— START OF Exercise data —
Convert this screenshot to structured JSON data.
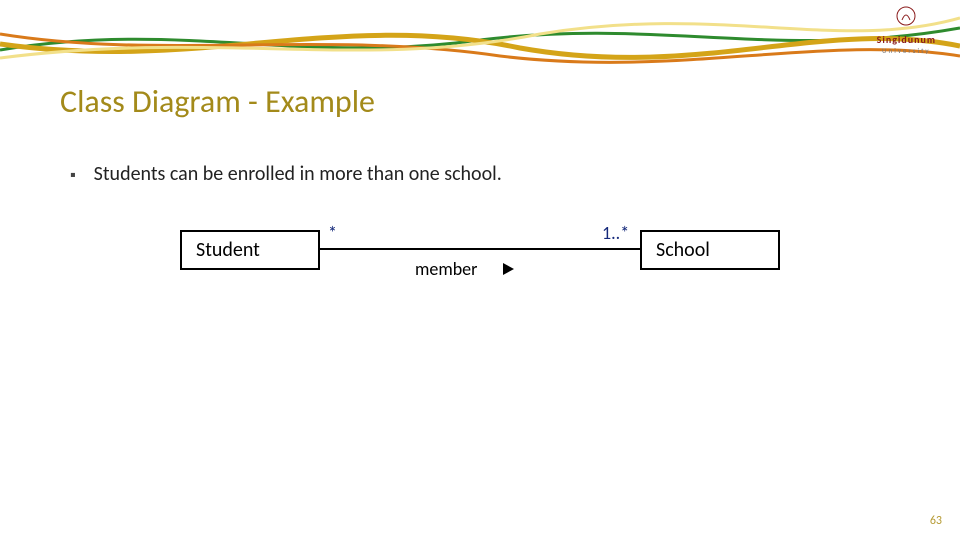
{
  "brand": {
    "name": "Singidunum",
    "subtitle": "University"
  },
  "slide": {
    "title": "Class Diagram - Example",
    "bullet_mark": "▪",
    "bullet": "Students can be enrolled in more than one school.",
    "page_number": "63"
  },
  "uml": {
    "left_class": "Student",
    "right_class": "School",
    "left_multiplicity": "*",
    "right_multiplicity": "1..*",
    "association_name": "member"
  }
}
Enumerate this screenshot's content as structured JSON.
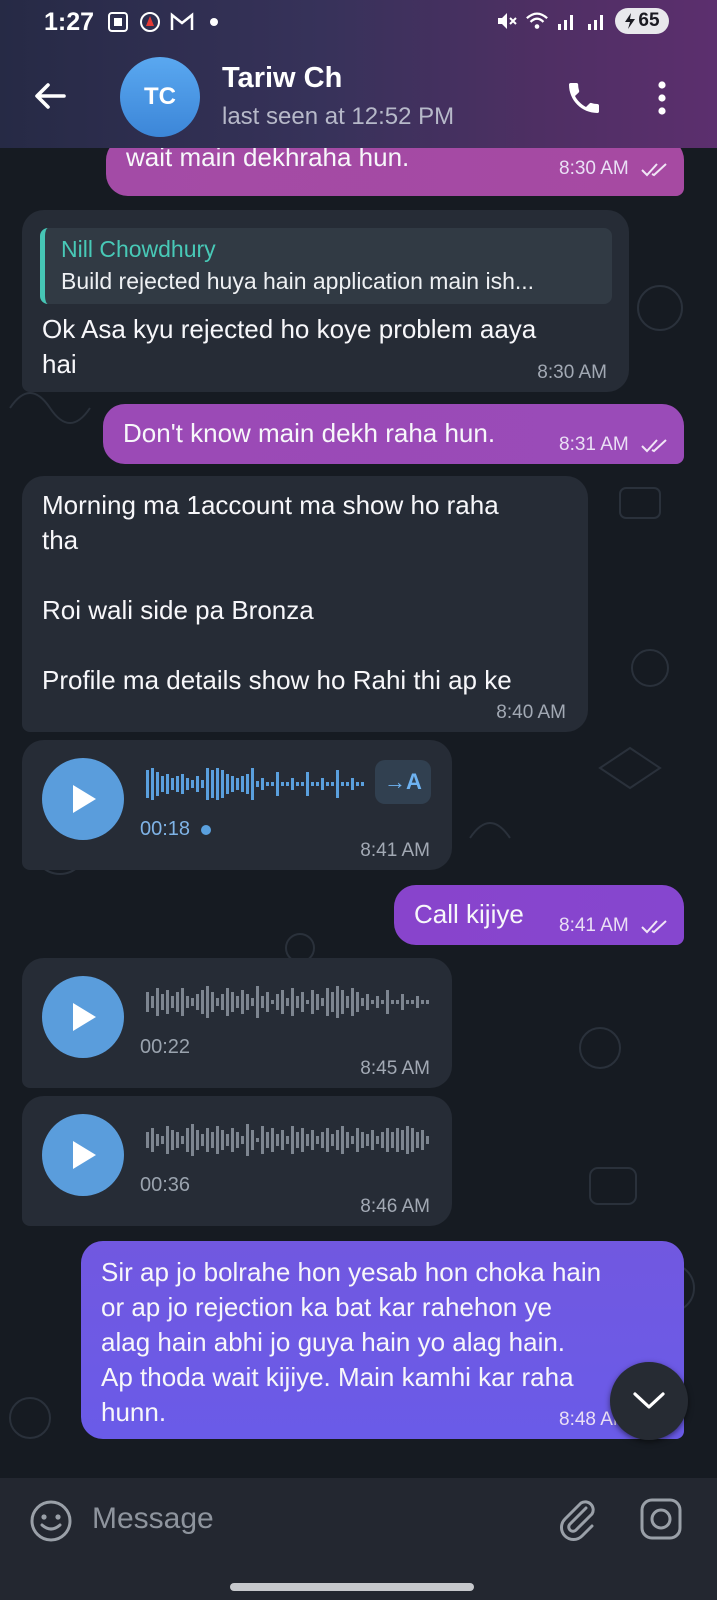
{
  "status_bar": {
    "time": "1:27",
    "battery": "65"
  },
  "header": {
    "avatar_initials": "TC",
    "contact_name": "Tariw Ch",
    "last_seen": "last seen at 12:52 PM"
  },
  "messages": [
    {
      "direction": "out",
      "text": "wait main dekhraha hun.",
      "time": "8:30 AM",
      "read": true
    },
    {
      "direction": "in",
      "reply_to_name": "Nill Chowdhury",
      "reply_to_text": "Build rejected huya hain application main ish...",
      "text": "Ok Asa kyu rejected ho koye problem aaya\nhai",
      "time": "8:30 AM"
    },
    {
      "direction": "out",
      "text": "Don't know main dekh raha hun.",
      "time": "8:31 AM",
      "read": true
    },
    {
      "direction": "in",
      "text": "Morning ma 1account ma show ho raha\ntha\n\nRoi wali side pa Bronza\n\nProfile ma details show ho Rahi thi ap ke",
      "time": "8:40 AM"
    },
    {
      "direction": "in",
      "type": "voice",
      "duration": "00:18",
      "unplayed": true,
      "transcribe_label": "→A",
      "time": "8:41 AM"
    },
    {
      "direction": "out",
      "text": "Call kijiye",
      "time": "8:41 AM",
      "read": true
    },
    {
      "direction": "in",
      "type": "voice",
      "duration": "00:22",
      "time": "8:45 AM"
    },
    {
      "direction": "in",
      "type": "voice",
      "duration": "00:36",
      "time": "8:46 AM"
    },
    {
      "direction": "out",
      "text": "Sir ap jo bolrahe hon yesab hon choka hain\nor ap jo rejection ka bat kar rahehon ye\nalag hain abhi jo guya hain yo alag hain.\nAp thoda wait kijiye. Main kamhi kar raha\nhunn.",
      "time": "8:48 AM",
      "read": true
    }
  ],
  "input": {
    "placeholder": "Message"
  },
  "colors": {
    "header_gradient_start": "#262a45",
    "header_gradient_end": "#5c2f6e",
    "incoming_bubble": "#262c36",
    "outgoing_bubble_pink": "#a44ca6",
    "outgoing_bubble_purple": "#8a45c8",
    "outgoing_bubble_indigo": "#6b5ae6",
    "reply_accent": "#46c5b5",
    "voice_accent": "#5a9ddc"
  },
  "icons": [
    "back-arrow-icon",
    "phone-icon",
    "more-vert-icon",
    "play-icon",
    "chevron-down-icon",
    "emoji-icon",
    "attach-icon",
    "camera-icon",
    "double-check-icon"
  ]
}
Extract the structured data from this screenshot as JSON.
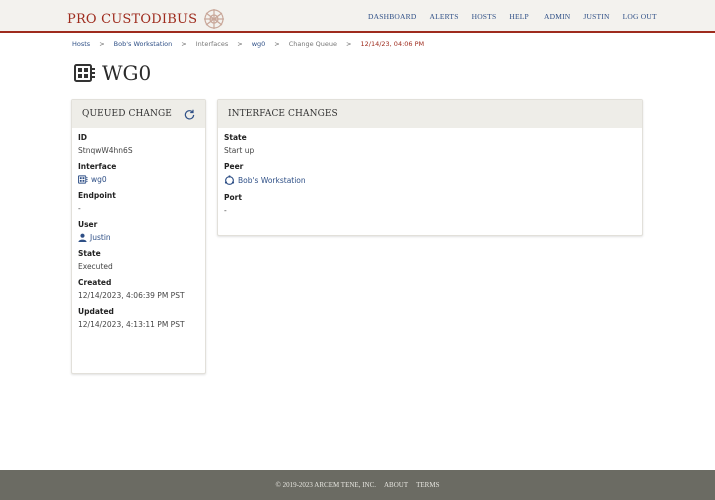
{
  "brand": {
    "name": "PRO CUSTODIBUS"
  },
  "nav": {
    "left": [
      "DASHBOARD",
      "ALERTS",
      "HOSTS",
      "HELP"
    ],
    "right": [
      "ADMIN",
      "JUSTIN",
      "LOG OUT"
    ]
  },
  "breadcrumb": {
    "items": [
      "Hosts",
      "Bob's Workstation",
      "Interfaces",
      "wg0",
      "Change Queue",
      "12/14/23, 04:06 PM"
    ],
    "separator": ">"
  },
  "page": {
    "title": "WG0"
  },
  "queued_change": {
    "header": "QUEUED CHANGE",
    "fields": {
      "id_label": "ID",
      "id_value": "StnqwW4hn6S",
      "interface_label": "Interface",
      "interface_value": "wg0",
      "endpoint_label": "Endpoint",
      "endpoint_value": "-",
      "user_label": "User",
      "user_value": "Justin",
      "state_label": "State",
      "state_value": "Executed",
      "created_label": "Created",
      "created_value": "12/14/2023, 4:06:39 PM PST",
      "updated_label": "Updated",
      "updated_value": "12/14/2023, 4:13:11 PM PST"
    }
  },
  "interface_changes": {
    "header": "INTERFACE CHANGES",
    "fields": {
      "state_label": "State",
      "state_value": "Start up",
      "peer_label": "Peer",
      "peer_value": "Bob's Workstation",
      "port_label": "Port",
      "port_value": "-"
    }
  },
  "footer": {
    "copyright": "© 2019-2023 ARCEM TENE, INC.",
    "about": "ABOUT",
    "terms": "TERMS"
  },
  "colors": {
    "brand_red": "#9e2b1d",
    "link_blue": "#2e4f86",
    "footer_bg": "#6b6b63",
    "header_bg": "#f3f2ee"
  },
  "icons": [
    "brand-emblem-icon",
    "interface-icon",
    "refresh-icon",
    "user-icon",
    "peer-icon"
  ]
}
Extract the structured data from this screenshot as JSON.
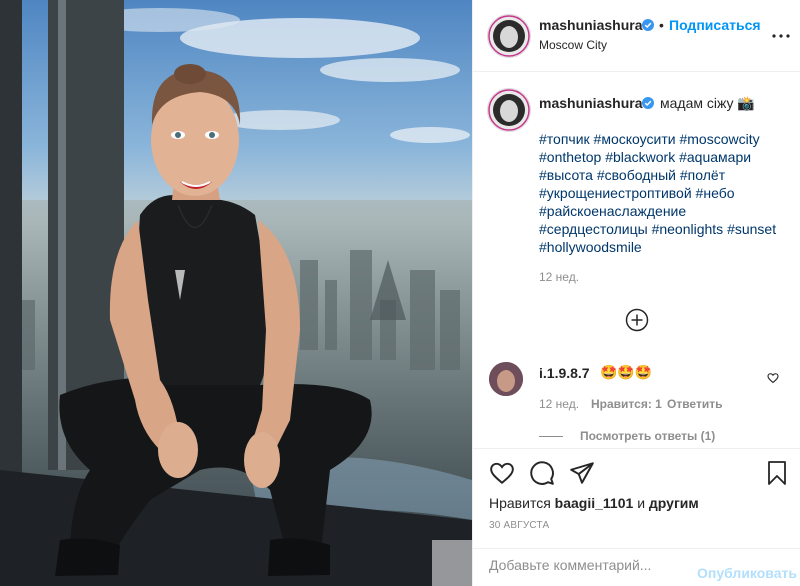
{
  "post": {
    "author": {
      "username": "mashuniashura",
      "verified": true
    },
    "follow_label": "Подписаться",
    "separator": "•",
    "location": "Moscow City",
    "caption": {
      "username": "mashuniashura",
      "text": "мадам сіжу 📸"
    },
    "hashtags": [
      "#топчик",
      "#москоусити",
      "#moscowcity",
      "#onthetop",
      "#blackwork",
      "#aquaмари",
      "#высота",
      "#свободный",
      "#полёт",
      "#укрощениестроптивой",
      "#небо",
      "#райскоенаслаждение",
      "#сердцестолицы",
      "#neonlights",
      "#sunset",
      "#hollywoodsmile"
    ],
    "caption_age": "12 нед.",
    "comments": [
      {
        "username": "i.1.9.8.7",
        "text": "🤩🤩🤩",
        "age": "12 нед.",
        "likes": "Нравится: 1",
        "reply_label": "Ответить",
        "view_replies": "Посмотреть ответы (1)"
      }
    ],
    "likes_prefix": "Нравится",
    "likes_user": "baagii_1101",
    "likes_and": "и",
    "likes_others": "другим",
    "date": "30 АВГУСТА",
    "comment_placeholder": "Добавьте комментарий...",
    "post_label": "Опубликовать"
  },
  "icons": {
    "more": "more-horizontal-icon",
    "verified": "verified-badge-icon",
    "load_more": "plus-circle-icon",
    "comment_like": "heart-small-icon",
    "like": "heart-icon",
    "comment": "comment-bubble-icon",
    "share": "paper-plane-icon",
    "save": "bookmark-icon"
  },
  "colors": {
    "accent": "#0095f6",
    "link": "#00376b",
    "muted": "#8e8e8e",
    "border": "#efefef",
    "post_disabled": "#b2dffc"
  }
}
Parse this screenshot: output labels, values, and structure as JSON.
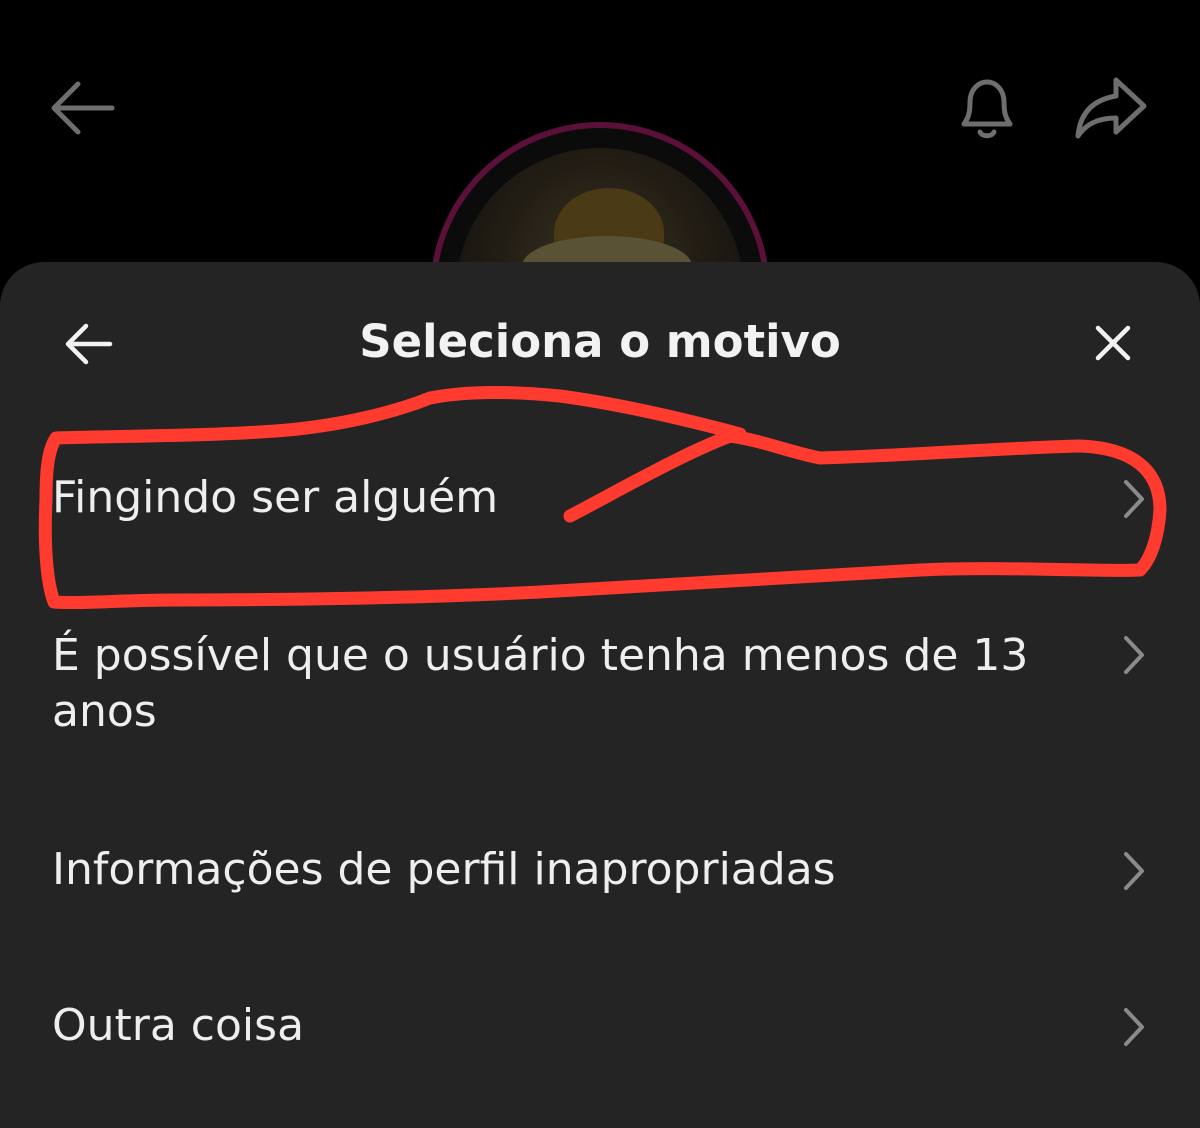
{
  "background_page": {
    "back_icon": "arrow-left-icon",
    "notification_icon": "bell-icon",
    "share_icon": "share-arrow-icon",
    "avatar_ring_color": "#5a1038"
  },
  "sheet": {
    "title": "Seleciona o motivo",
    "back_icon": "arrow-left-icon",
    "close_icon": "close-icon",
    "background_color": "#242424",
    "options": [
      {
        "label": "Fingindo ser alguém",
        "chevron_icon": "chevron-right-icon"
      },
      {
        "label": "É possível que o usuário tenha menos de 13 anos",
        "chevron_icon": "chevron-right-icon"
      },
      {
        "label": "Informações de perfil inapropriadas",
        "chevron_icon": "chevron-right-icon"
      },
      {
        "label": "Outra coisa",
        "chevron_icon": "chevron-right-icon"
      }
    ]
  },
  "annotation": {
    "type": "hand-drawn red outline around first option",
    "color": "#ff3b30"
  }
}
— END OF Exercise data —
◆ **Exercise objective**: Above is a listing; report how many of its lines include the word "time", giving the number only.

◆ **Exercise answer**: 10